(Instructions for the task) Reproduce the listing below verbatim, keeping every line and character unchanged.

# start of Available records

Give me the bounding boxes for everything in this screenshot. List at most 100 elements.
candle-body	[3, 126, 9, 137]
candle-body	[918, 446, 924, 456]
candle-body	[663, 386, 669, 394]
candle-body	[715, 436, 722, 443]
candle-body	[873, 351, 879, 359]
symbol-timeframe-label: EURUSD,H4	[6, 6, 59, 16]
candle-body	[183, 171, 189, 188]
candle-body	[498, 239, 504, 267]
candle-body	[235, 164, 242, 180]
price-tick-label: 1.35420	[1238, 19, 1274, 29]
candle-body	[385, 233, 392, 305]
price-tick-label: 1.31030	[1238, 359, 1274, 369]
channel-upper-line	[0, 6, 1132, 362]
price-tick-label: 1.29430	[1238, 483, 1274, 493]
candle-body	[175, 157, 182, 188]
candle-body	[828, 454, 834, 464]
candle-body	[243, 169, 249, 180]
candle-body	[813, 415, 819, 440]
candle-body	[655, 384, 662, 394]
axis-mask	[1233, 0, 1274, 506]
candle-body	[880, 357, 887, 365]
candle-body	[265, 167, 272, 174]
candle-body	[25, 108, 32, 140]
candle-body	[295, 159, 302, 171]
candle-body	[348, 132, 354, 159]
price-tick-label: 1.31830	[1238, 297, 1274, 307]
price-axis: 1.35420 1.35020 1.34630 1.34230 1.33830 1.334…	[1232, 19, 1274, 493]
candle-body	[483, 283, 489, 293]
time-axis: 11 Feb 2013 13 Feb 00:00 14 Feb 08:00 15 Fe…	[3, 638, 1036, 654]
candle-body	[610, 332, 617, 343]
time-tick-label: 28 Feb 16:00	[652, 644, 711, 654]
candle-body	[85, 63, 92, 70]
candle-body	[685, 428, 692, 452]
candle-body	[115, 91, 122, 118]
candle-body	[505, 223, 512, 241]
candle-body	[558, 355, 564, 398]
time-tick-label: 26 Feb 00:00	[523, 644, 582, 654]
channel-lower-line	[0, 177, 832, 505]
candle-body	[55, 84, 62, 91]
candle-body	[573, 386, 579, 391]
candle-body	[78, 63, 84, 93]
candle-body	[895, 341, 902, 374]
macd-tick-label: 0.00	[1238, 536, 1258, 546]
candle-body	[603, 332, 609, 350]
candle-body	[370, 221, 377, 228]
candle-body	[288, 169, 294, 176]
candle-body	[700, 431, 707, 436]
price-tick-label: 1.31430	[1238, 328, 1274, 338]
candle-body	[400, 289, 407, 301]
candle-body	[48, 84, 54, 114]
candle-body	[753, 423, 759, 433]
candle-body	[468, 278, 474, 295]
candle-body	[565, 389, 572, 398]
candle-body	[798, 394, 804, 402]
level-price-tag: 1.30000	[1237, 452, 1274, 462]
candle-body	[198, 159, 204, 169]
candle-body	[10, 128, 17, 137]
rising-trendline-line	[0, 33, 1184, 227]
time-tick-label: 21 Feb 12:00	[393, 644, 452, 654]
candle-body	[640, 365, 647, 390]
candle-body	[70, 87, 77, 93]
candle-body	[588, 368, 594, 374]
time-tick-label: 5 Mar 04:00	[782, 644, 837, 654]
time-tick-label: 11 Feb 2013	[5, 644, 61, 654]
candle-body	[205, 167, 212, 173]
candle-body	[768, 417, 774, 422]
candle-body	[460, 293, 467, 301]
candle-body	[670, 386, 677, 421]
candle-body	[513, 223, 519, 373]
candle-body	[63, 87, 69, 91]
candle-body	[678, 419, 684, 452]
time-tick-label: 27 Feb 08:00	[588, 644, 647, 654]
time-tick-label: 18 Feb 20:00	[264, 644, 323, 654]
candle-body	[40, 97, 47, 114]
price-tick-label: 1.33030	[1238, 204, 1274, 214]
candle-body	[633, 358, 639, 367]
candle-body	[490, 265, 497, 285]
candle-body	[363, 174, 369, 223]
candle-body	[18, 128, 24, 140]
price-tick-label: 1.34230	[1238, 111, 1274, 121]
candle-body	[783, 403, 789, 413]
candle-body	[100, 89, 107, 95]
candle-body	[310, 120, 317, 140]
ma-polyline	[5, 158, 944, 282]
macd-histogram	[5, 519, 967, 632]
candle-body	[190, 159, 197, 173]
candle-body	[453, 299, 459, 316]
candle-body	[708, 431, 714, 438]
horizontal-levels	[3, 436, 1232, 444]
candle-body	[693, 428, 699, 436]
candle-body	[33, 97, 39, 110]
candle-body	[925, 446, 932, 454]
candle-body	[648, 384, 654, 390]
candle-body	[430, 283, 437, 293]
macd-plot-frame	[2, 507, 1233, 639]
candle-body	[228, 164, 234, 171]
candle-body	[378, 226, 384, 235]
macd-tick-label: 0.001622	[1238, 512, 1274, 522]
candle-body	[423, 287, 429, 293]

# end of Available records

(Solution to the problem)
Give me the bounding boxes for everything in this screenshot. List at most 100 elements.
candle-body	[3, 126, 9, 137]
candle-body	[918, 446, 924, 456]
candle-body	[663, 386, 669, 394]
candle-body	[715, 436, 722, 443]
candle-body	[873, 351, 879, 359]
symbol-timeframe-label: EURUSD,H4	[6, 6, 59, 16]
candle-body	[183, 171, 189, 188]
candle-body	[498, 239, 504, 267]
candle-body	[235, 164, 242, 180]
price-tick-label: 1.35420	[1238, 19, 1274, 29]
candle-body	[385, 233, 392, 305]
price-tick-label: 1.31030	[1238, 359, 1274, 369]
channel-upper-line	[0, 6, 1132, 362]
price-tick-label: 1.29430	[1238, 483, 1274, 493]
candle-body	[175, 157, 182, 188]
candle-body	[828, 454, 834, 464]
candle-body	[243, 169, 249, 180]
candle-body	[813, 415, 819, 440]
candle-body	[655, 384, 662, 394]
axis-mask	[1233, 0, 1274, 506]
candle-body	[880, 357, 887, 365]
candle-body	[265, 167, 272, 174]
candle-body	[25, 108, 32, 140]
candle-body	[295, 159, 302, 171]
candle-body	[348, 132, 354, 159]
price-tick-label: 1.31830	[1238, 297, 1274, 307]
price-axis: 1.35420 1.35020 1.34630 1.34230 1.33830 1.334…	[1232, 19, 1274, 493]
candle-body	[483, 283, 489, 293]
time-axis: 11 Feb 2013 13 Feb 00:00 14 Feb 08:00 15 Fe…	[3, 638, 1036, 654]
candle-body	[610, 332, 617, 343]
time-tick-label: 28 Feb 16:00	[652, 644, 711, 654]
candle-body	[85, 63, 92, 70]
candle-body	[685, 428, 692, 452]
candle-body	[115, 91, 122, 118]
candle-body	[505, 223, 512, 241]
candle-body	[558, 355, 564, 398]
time-tick-label: 26 Feb 00:00	[523, 644, 582, 654]
channel-lower-line	[0, 177, 832, 505]
candle-body	[55, 84, 62, 91]
candle-body	[573, 386, 579, 391]
candle-body	[78, 63, 84, 93]
candle-body	[895, 341, 902, 374]
macd-tick-label: 0.00	[1238, 536, 1258, 546]
candle-body	[603, 332, 609, 350]
candle-body	[370, 221, 377, 228]
candle-body	[288, 169, 294, 176]
candle-body	[700, 431, 707, 436]
price-tick-label: 1.31430	[1238, 328, 1274, 338]
candle-body	[400, 289, 407, 301]
candle-body	[48, 84, 54, 114]
candle-body	[753, 423, 759, 433]
candle-body	[468, 278, 474, 295]
candle-body	[565, 389, 572, 398]
candle-body	[798, 394, 804, 402]
level-price-tag: 1.30000	[1237, 452, 1274, 462]
candle-body	[198, 159, 204, 169]
candle-body	[10, 128, 17, 137]
rising-trendline-line	[0, 33, 1184, 227]
time-tick-label: 21 Feb 12:00	[393, 644, 452, 654]
candle-body	[640, 365, 647, 390]
candle-body	[70, 87, 77, 93]
candle-body	[588, 368, 594, 374]
time-tick-label: 5 Mar 04:00	[782, 644, 837, 654]
time-tick-label: 11 Feb 2013	[5, 644, 61, 654]
candle-body	[205, 167, 212, 173]
candle-body	[768, 417, 774, 422]
candle-body	[460, 293, 467, 301]
candle-body	[670, 386, 677, 421]
candle-body	[513, 223, 519, 373]
candle-body	[63, 87, 69, 91]
candle-body	[678, 419, 684, 452]
time-tick-label: 27 Feb 08:00	[588, 644, 647, 654]
time-tick-label: 18 Feb 20:00	[264, 644, 323, 654]
candle-body	[40, 97, 47, 114]
price-tick-label: 1.33030	[1238, 204, 1274, 214]
candle-body	[633, 358, 639, 367]
candle-body	[490, 265, 497, 285]
candle-body	[363, 174, 369, 223]
candle-body	[18, 128, 24, 140]
price-tick-label: 1.34230	[1238, 111, 1274, 121]
candle-body	[783, 403, 789, 413]
candle-body	[100, 89, 107, 95]
candle-body	[310, 120, 317, 140]
ma-polyline	[5, 158, 944, 282]
macd-histogram	[5, 519, 967, 632]
candle-body	[190, 159, 197, 173]
candle-body	[453, 299, 459, 316]
candle-body	[708, 431, 714, 438]
horizontal-levels	[3, 436, 1232, 444]
candle-body	[693, 428, 699, 436]
candle-body	[33, 97, 39, 110]
candle-body	[925, 446, 932, 454]
candle-body	[648, 384, 654, 390]
candle-body	[430, 283, 437, 293]
macd-plot-frame	[2, 507, 1233, 639]
candle-body	[228, 164, 234, 171]
candle-body	[378, 226, 384, 235]
macd-tick-label: 0.001622	[1238, 512, 1274, 522]
candle-body	[423, 287, 429, 293]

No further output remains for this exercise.